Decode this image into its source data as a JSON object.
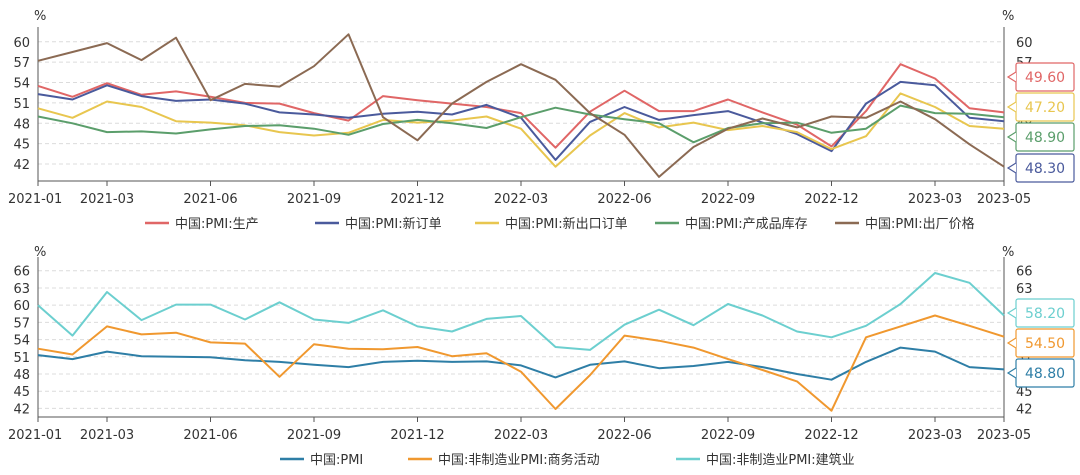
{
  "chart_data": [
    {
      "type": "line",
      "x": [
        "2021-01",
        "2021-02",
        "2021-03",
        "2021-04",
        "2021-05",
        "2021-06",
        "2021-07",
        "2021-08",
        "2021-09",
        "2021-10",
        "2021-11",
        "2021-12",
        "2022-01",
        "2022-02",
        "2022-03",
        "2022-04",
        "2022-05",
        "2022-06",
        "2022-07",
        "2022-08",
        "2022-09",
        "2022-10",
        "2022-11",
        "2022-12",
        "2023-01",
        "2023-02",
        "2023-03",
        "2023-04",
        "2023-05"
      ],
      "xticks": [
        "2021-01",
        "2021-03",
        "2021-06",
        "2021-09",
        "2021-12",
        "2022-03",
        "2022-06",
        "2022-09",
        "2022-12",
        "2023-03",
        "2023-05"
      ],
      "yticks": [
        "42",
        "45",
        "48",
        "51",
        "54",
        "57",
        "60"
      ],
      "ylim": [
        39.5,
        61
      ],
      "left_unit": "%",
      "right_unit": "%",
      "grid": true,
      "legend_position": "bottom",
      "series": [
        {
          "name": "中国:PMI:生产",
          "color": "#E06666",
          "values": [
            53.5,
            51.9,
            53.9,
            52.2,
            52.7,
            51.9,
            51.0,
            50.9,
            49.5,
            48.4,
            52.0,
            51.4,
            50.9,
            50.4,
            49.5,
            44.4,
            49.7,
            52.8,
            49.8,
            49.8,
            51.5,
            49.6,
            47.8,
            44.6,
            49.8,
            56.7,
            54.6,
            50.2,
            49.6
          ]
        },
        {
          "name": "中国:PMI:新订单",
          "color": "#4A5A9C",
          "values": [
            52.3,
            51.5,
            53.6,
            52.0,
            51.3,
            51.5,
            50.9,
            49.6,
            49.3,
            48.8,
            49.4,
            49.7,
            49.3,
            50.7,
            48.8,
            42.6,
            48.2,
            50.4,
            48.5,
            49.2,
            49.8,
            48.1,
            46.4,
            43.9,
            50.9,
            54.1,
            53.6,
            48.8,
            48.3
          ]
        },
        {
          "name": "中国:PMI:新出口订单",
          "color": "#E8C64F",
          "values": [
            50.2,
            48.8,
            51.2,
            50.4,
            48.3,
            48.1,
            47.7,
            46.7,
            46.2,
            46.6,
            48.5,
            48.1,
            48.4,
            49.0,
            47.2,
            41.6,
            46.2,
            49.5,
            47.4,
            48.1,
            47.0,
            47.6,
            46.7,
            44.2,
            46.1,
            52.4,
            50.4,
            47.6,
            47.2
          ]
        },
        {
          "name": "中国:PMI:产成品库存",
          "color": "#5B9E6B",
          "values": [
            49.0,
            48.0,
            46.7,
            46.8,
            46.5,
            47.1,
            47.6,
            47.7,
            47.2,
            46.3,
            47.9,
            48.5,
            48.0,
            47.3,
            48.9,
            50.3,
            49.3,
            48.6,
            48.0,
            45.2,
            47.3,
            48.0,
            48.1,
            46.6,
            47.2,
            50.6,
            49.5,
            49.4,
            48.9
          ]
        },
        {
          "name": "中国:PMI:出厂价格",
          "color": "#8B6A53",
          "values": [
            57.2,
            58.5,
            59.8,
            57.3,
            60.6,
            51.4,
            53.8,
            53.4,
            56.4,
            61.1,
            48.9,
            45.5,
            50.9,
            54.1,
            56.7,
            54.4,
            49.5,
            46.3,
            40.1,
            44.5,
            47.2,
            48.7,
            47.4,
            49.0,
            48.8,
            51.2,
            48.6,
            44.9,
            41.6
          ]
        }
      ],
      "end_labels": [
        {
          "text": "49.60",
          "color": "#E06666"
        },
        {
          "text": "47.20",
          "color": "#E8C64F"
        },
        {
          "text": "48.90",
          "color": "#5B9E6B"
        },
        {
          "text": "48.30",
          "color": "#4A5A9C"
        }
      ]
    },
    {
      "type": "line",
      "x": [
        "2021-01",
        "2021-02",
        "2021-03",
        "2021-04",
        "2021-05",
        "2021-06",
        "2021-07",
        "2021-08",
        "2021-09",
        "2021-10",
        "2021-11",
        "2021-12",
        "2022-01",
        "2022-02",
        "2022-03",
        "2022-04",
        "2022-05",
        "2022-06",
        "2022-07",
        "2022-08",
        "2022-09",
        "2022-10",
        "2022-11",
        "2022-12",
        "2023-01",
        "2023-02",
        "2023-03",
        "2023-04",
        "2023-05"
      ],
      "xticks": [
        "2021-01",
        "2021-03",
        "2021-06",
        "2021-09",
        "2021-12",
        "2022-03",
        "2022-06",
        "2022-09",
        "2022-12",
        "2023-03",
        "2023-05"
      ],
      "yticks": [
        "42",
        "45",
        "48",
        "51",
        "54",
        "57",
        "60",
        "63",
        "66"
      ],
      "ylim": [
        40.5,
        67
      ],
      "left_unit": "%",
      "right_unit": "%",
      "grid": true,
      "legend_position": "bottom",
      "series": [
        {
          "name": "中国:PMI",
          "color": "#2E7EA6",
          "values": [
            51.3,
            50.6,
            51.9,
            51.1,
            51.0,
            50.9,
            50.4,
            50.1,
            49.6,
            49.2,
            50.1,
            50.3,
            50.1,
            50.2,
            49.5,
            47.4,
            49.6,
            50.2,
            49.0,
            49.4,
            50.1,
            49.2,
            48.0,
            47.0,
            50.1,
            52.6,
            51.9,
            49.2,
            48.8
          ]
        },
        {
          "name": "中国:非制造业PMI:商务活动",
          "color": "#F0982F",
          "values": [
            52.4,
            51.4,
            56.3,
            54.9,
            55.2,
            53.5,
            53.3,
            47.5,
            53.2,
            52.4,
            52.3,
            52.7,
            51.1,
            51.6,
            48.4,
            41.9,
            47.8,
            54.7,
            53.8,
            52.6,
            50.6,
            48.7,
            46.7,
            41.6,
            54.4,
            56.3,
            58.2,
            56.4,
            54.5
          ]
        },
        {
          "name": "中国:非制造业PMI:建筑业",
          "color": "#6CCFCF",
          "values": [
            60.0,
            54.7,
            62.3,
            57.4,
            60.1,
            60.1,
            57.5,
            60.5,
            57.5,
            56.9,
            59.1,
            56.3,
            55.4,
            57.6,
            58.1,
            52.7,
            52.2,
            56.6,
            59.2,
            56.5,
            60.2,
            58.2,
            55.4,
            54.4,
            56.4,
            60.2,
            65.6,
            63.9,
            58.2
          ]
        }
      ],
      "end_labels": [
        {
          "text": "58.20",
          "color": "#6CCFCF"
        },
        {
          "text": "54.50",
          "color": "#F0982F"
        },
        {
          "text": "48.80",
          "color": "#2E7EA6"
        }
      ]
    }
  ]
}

==

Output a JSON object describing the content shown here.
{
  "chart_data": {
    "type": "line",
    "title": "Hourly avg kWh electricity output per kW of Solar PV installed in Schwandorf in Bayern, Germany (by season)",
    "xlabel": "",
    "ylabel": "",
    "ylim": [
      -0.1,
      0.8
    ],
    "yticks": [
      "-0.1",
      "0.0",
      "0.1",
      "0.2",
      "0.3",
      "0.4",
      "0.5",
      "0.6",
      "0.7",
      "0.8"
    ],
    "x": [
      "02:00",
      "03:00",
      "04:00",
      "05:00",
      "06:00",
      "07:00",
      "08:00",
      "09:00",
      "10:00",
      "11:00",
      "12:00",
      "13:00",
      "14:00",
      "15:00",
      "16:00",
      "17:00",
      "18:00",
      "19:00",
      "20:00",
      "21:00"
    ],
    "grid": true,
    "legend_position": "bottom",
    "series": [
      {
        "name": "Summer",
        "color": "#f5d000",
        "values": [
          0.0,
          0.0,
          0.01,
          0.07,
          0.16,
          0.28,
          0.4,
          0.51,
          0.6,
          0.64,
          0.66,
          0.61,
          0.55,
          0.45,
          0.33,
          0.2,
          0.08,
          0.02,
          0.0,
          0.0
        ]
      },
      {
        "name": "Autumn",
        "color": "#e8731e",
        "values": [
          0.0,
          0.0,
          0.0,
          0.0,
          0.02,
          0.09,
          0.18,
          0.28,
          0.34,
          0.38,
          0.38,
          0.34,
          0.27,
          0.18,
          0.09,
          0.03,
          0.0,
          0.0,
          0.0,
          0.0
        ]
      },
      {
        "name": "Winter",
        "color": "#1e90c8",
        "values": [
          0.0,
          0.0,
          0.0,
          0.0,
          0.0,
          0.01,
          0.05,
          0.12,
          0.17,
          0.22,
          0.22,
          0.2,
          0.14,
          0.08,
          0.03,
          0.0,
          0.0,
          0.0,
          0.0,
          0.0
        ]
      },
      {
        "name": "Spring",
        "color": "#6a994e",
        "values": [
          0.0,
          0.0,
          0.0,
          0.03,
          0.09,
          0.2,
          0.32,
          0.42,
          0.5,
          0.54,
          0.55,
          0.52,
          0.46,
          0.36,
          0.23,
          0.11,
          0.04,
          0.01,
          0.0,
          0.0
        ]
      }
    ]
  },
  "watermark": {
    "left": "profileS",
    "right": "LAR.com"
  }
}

...

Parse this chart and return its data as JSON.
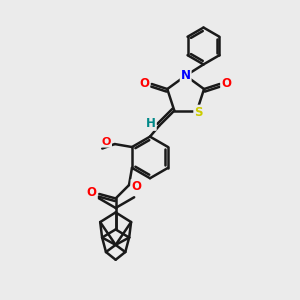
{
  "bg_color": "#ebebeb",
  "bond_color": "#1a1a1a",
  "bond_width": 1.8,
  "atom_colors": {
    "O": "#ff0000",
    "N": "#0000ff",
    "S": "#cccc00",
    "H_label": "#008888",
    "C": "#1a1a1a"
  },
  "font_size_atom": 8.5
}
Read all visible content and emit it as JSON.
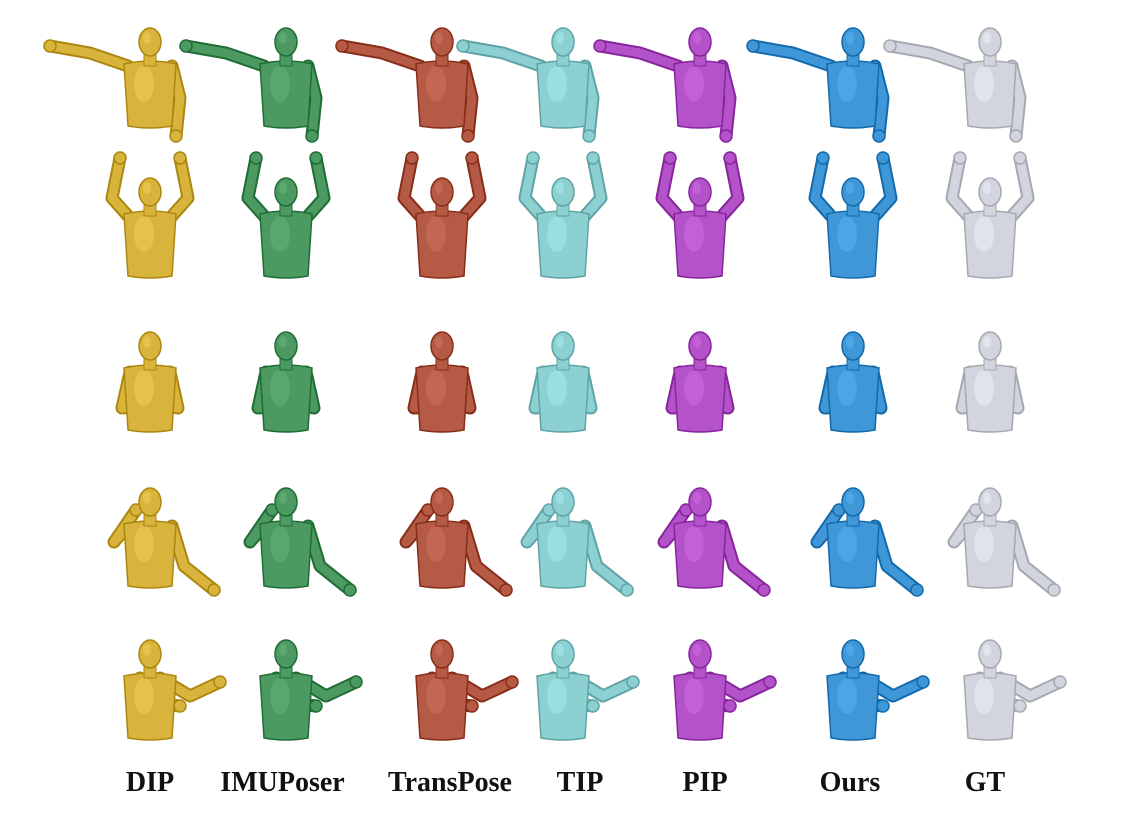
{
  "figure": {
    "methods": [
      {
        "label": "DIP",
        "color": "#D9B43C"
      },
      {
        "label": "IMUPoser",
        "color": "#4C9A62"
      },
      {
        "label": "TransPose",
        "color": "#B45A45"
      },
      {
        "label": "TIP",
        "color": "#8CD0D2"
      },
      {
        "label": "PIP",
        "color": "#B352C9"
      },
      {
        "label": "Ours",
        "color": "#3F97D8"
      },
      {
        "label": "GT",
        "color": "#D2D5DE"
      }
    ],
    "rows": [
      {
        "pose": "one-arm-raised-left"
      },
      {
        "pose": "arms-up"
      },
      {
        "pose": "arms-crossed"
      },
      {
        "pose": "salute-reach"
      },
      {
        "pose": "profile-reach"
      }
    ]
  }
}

◆ SHORT PROBLEM ◆
Return, from the data, each line that has the word "reach" in it.

◆ TASK SOLUTION ◆
        "pose": "salute-reach"
        "pose": "profile-reach"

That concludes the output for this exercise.